> _Objective_
Using the listing below, report all lines holding the word "this".

Records contained in a dataset
########################################

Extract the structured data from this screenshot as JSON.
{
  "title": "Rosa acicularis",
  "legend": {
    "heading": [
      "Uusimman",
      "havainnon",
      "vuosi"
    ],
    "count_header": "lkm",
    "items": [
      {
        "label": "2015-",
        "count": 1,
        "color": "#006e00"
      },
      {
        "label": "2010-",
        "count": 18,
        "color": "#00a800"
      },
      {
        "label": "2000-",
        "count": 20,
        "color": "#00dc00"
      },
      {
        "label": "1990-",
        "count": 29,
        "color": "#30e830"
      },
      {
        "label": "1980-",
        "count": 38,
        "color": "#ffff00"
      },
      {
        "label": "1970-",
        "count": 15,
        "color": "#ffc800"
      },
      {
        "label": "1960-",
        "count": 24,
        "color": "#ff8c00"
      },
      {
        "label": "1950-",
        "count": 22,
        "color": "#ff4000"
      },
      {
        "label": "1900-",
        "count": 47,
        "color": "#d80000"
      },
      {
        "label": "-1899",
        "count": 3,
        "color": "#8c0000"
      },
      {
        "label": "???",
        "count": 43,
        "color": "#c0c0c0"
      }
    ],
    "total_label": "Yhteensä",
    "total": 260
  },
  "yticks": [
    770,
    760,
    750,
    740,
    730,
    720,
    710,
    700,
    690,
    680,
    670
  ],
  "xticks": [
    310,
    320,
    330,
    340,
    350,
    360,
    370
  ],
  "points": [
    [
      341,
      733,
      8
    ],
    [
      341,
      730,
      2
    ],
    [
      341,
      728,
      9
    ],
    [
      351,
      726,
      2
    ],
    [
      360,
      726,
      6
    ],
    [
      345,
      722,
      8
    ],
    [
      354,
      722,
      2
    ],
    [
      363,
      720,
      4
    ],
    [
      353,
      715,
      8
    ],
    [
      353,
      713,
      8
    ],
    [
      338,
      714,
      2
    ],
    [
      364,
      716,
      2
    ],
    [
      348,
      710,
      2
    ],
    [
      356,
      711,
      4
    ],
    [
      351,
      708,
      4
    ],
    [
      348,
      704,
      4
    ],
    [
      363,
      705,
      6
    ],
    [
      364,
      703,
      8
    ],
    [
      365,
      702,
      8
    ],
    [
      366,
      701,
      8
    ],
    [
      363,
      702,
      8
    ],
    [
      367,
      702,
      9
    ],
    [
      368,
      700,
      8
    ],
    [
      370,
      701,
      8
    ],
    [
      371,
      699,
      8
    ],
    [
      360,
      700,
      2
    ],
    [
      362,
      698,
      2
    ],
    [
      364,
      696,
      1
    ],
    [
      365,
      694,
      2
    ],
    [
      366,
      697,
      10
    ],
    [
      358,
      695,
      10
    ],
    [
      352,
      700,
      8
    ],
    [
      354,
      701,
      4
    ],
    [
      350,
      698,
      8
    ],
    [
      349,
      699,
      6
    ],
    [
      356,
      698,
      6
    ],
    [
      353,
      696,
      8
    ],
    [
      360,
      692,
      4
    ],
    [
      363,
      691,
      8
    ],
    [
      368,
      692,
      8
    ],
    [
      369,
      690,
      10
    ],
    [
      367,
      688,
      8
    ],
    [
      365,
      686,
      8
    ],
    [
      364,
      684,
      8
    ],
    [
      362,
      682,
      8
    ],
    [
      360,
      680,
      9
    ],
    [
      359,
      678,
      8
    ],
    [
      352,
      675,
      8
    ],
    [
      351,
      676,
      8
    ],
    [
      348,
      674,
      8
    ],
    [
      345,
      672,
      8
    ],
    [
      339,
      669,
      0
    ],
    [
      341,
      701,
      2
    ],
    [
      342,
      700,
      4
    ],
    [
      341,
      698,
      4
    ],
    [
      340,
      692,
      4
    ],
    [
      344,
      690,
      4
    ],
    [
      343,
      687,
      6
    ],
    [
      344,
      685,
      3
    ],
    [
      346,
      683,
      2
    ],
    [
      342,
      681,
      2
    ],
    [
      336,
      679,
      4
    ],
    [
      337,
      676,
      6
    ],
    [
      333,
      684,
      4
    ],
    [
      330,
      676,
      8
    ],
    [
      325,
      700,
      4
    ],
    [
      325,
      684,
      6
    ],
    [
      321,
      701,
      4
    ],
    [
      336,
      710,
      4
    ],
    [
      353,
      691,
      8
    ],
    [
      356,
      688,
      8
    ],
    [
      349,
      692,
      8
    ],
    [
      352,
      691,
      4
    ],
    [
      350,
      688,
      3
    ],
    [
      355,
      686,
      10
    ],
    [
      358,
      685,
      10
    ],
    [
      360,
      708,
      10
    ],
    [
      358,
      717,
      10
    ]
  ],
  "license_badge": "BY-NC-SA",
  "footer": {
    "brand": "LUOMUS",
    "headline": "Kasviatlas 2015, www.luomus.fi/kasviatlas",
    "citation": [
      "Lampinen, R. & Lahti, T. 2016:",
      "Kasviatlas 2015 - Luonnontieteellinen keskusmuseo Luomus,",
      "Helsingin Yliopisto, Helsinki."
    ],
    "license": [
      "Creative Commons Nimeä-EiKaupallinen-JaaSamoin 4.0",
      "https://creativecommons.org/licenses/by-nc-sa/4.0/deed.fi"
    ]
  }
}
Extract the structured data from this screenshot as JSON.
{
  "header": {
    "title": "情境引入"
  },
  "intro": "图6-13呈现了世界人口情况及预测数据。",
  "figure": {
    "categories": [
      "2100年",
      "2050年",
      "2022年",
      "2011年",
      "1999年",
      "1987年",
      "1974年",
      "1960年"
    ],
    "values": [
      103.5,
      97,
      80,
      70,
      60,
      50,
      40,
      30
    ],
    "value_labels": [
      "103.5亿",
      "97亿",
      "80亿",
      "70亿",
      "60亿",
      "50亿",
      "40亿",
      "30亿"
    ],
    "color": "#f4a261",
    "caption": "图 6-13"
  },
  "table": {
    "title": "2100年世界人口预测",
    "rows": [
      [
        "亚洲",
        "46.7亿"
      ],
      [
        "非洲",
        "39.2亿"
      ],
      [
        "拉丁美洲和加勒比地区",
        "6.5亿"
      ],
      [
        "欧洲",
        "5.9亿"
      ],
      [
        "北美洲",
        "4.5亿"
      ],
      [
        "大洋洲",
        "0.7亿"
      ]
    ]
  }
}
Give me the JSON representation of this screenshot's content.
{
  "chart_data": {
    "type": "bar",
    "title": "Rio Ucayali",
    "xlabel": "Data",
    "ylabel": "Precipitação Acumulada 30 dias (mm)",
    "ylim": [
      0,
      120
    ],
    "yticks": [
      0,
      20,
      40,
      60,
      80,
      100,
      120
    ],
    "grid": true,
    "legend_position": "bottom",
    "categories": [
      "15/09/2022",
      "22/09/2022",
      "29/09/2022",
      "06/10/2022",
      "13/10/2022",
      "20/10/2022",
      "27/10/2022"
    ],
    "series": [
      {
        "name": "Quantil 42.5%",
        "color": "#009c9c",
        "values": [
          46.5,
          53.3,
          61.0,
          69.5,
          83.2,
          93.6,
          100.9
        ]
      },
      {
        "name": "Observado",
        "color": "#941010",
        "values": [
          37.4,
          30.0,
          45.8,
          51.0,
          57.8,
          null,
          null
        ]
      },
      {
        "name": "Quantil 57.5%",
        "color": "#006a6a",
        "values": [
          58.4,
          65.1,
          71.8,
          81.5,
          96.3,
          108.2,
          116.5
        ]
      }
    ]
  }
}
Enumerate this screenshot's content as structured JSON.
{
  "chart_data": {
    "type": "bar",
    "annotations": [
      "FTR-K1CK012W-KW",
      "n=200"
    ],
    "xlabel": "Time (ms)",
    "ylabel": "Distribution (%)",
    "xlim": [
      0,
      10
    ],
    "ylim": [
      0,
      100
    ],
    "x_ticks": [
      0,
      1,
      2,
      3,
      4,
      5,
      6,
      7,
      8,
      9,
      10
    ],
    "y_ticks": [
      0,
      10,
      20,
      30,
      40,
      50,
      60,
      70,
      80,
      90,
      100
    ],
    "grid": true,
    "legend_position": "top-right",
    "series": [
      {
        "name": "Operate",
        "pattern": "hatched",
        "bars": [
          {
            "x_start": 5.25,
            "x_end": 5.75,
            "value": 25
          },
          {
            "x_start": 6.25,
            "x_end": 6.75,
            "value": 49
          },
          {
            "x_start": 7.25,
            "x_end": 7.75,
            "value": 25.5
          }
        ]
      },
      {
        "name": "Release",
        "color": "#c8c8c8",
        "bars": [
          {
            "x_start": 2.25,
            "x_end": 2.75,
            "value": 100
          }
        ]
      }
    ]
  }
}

########################################

> _Complete answer_
Extract the structured data from this screenshot as JSON.
Extract the structured data from this screenshot as JSON.
Give me the JSON representation of this screenshot's content.
Enumerate this screenshot's content as structured JSON.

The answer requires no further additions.